* Begin MATERIAL FOR THE TASK *

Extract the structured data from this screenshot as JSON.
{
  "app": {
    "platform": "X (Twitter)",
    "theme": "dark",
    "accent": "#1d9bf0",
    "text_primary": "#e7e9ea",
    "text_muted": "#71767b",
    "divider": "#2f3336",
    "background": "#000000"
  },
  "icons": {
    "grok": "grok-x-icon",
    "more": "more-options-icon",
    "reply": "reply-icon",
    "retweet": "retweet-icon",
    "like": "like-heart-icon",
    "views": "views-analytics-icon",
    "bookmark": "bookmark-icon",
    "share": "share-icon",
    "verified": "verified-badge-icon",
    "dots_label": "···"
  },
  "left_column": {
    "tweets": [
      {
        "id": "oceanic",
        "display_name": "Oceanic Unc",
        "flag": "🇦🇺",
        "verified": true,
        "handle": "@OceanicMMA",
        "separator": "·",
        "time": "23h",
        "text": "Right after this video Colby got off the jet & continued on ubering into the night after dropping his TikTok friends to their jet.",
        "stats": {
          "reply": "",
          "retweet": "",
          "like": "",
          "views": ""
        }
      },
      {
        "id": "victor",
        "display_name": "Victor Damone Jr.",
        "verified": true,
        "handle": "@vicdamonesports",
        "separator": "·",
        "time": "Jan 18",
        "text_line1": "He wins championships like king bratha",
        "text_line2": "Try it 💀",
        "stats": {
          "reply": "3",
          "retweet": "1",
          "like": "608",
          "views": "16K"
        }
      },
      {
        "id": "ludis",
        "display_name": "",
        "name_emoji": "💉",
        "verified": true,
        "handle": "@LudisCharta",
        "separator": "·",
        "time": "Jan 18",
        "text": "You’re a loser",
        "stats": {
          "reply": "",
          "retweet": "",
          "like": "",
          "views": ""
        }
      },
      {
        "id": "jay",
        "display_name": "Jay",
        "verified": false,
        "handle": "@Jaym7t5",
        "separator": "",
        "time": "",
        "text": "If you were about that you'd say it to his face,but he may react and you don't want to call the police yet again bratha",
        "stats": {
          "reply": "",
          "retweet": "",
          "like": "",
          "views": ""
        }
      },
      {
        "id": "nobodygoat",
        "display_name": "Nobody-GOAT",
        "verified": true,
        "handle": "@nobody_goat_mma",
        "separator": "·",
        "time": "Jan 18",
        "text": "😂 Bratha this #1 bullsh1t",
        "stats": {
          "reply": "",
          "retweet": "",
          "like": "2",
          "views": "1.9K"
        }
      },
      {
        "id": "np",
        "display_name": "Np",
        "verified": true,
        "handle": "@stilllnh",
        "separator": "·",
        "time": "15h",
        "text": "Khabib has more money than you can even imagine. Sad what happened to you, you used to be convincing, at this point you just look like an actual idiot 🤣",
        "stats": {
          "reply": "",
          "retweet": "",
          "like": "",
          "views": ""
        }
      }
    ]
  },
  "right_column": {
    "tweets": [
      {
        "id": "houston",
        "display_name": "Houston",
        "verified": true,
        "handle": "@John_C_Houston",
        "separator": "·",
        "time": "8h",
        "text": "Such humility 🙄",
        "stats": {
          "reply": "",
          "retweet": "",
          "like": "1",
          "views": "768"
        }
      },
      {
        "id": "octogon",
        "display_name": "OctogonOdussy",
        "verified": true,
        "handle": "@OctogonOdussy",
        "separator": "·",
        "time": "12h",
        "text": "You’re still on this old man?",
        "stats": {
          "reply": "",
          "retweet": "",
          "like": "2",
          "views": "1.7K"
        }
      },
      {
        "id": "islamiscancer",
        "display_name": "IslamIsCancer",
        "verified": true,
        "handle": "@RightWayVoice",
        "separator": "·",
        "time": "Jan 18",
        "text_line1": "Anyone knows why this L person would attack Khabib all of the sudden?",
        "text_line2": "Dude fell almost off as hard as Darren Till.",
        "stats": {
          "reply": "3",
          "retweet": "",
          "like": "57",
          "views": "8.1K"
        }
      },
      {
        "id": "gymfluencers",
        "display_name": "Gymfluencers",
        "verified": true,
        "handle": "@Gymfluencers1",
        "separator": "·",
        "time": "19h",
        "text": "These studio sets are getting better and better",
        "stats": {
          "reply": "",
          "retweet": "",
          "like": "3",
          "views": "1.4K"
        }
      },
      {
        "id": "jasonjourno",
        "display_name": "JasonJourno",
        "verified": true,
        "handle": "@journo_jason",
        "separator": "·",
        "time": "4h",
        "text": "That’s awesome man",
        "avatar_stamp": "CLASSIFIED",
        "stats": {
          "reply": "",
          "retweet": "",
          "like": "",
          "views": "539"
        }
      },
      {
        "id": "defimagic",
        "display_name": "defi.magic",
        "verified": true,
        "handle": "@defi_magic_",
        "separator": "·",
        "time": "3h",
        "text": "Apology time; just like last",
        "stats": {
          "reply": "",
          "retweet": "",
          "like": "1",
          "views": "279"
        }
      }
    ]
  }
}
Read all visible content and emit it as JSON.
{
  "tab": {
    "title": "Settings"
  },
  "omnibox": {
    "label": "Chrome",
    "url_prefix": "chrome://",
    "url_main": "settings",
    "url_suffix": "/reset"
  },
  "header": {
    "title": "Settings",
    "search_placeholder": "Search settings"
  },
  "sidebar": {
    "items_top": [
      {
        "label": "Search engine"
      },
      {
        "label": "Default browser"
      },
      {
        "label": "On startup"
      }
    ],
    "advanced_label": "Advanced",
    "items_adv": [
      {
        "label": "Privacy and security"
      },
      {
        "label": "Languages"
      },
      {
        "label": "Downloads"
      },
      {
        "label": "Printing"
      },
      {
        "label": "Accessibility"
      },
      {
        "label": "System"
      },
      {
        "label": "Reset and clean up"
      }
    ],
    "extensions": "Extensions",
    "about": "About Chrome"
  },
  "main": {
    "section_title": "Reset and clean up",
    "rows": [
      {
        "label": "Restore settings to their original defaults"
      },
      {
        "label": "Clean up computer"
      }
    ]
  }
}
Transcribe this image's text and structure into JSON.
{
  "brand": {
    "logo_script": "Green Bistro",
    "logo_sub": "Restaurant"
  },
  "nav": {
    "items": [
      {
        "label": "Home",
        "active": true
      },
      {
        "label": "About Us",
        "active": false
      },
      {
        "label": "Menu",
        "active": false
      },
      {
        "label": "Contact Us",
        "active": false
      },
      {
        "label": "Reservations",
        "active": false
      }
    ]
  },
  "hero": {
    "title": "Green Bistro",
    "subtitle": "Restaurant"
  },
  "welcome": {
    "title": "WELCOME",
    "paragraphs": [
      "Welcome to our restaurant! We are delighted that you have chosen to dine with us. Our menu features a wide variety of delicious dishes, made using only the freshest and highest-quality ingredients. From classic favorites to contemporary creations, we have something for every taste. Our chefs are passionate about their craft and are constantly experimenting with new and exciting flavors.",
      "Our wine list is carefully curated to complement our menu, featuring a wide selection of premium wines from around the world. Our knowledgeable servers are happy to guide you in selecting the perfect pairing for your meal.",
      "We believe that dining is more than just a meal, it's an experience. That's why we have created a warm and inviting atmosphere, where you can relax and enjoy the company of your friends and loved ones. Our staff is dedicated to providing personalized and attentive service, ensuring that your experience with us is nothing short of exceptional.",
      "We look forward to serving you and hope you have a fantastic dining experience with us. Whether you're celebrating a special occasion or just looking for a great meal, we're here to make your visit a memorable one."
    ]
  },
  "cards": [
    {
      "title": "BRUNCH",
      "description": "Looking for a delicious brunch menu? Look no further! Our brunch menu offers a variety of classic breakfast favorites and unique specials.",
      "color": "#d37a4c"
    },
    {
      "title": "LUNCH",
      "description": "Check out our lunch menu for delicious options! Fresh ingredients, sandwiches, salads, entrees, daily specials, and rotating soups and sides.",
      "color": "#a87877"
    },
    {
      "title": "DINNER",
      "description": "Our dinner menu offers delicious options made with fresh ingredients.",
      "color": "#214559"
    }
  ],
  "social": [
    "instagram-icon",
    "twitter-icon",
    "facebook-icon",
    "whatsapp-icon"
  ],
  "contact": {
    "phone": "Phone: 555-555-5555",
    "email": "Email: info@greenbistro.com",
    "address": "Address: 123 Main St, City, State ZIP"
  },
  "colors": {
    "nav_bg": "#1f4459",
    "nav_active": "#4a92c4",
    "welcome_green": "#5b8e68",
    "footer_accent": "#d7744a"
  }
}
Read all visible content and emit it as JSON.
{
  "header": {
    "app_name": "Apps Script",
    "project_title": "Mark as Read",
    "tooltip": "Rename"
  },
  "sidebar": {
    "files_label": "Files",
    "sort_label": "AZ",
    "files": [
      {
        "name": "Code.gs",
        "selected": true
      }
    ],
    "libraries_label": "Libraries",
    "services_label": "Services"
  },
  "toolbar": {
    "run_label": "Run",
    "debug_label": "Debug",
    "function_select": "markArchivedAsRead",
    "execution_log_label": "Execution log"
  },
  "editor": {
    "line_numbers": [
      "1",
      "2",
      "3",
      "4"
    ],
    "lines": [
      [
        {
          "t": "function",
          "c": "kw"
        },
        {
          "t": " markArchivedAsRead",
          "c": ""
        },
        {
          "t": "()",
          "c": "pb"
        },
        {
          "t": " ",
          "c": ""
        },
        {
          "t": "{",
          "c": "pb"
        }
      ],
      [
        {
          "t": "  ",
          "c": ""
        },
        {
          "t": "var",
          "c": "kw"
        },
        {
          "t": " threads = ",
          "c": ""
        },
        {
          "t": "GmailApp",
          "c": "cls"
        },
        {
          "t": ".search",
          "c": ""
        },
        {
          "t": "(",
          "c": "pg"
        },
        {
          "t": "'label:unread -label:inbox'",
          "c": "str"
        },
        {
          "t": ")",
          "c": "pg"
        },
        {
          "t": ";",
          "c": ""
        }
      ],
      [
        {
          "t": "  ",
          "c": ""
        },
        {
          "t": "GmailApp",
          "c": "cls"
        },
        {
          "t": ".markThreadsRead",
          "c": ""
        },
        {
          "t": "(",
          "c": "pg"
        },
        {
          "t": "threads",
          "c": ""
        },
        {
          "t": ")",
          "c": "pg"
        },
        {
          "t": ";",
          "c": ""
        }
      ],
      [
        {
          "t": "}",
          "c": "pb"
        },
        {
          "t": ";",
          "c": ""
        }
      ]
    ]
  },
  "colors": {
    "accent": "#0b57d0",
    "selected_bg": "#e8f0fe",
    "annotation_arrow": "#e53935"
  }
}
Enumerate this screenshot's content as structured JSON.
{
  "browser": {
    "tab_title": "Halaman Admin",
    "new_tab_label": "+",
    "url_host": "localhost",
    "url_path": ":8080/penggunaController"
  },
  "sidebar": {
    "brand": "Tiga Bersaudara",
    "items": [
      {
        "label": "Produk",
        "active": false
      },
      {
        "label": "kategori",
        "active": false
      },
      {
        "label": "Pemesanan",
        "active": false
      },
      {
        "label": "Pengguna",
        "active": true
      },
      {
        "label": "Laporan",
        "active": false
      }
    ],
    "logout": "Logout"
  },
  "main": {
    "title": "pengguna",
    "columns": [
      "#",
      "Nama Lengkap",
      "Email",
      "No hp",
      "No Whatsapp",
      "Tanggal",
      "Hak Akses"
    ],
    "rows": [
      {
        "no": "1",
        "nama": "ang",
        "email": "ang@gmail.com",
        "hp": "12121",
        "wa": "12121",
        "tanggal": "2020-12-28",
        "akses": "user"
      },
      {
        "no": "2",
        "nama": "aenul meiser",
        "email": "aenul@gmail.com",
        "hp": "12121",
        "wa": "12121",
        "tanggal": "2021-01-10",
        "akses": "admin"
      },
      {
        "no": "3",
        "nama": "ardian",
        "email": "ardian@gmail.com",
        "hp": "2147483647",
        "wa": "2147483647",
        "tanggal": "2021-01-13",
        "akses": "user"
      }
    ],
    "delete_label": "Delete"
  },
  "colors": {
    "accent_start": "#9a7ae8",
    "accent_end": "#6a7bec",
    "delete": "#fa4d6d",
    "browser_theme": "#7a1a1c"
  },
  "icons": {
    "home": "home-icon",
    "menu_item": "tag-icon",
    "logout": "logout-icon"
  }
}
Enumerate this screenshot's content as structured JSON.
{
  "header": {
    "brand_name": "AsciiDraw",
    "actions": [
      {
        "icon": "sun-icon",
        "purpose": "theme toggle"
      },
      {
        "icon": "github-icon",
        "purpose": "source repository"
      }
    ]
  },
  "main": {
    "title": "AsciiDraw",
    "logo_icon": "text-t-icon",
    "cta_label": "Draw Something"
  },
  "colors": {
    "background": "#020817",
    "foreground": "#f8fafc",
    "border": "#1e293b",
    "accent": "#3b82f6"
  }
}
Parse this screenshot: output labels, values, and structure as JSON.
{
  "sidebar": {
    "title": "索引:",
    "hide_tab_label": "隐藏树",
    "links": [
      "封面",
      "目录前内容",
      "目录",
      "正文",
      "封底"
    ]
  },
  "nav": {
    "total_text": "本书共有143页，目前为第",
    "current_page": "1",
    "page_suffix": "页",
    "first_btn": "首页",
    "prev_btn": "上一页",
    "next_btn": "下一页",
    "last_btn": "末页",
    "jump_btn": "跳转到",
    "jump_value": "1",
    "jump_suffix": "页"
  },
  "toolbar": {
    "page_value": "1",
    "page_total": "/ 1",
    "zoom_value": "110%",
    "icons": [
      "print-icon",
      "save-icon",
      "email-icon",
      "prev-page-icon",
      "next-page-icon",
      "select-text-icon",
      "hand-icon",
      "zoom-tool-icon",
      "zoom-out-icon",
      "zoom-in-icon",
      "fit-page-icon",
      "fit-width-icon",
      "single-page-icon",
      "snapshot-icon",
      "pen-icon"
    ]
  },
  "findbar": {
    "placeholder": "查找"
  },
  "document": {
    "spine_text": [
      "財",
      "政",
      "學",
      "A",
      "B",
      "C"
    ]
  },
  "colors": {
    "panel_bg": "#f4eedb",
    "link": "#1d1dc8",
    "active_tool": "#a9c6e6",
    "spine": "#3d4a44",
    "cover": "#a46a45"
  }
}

* End MATERIAL FOR THE TASK *

[GIVEN PROBLEM] Among the entries, how many lines contain the string "meal"? Give the number without anything else.

[ANSWER BELOW] 3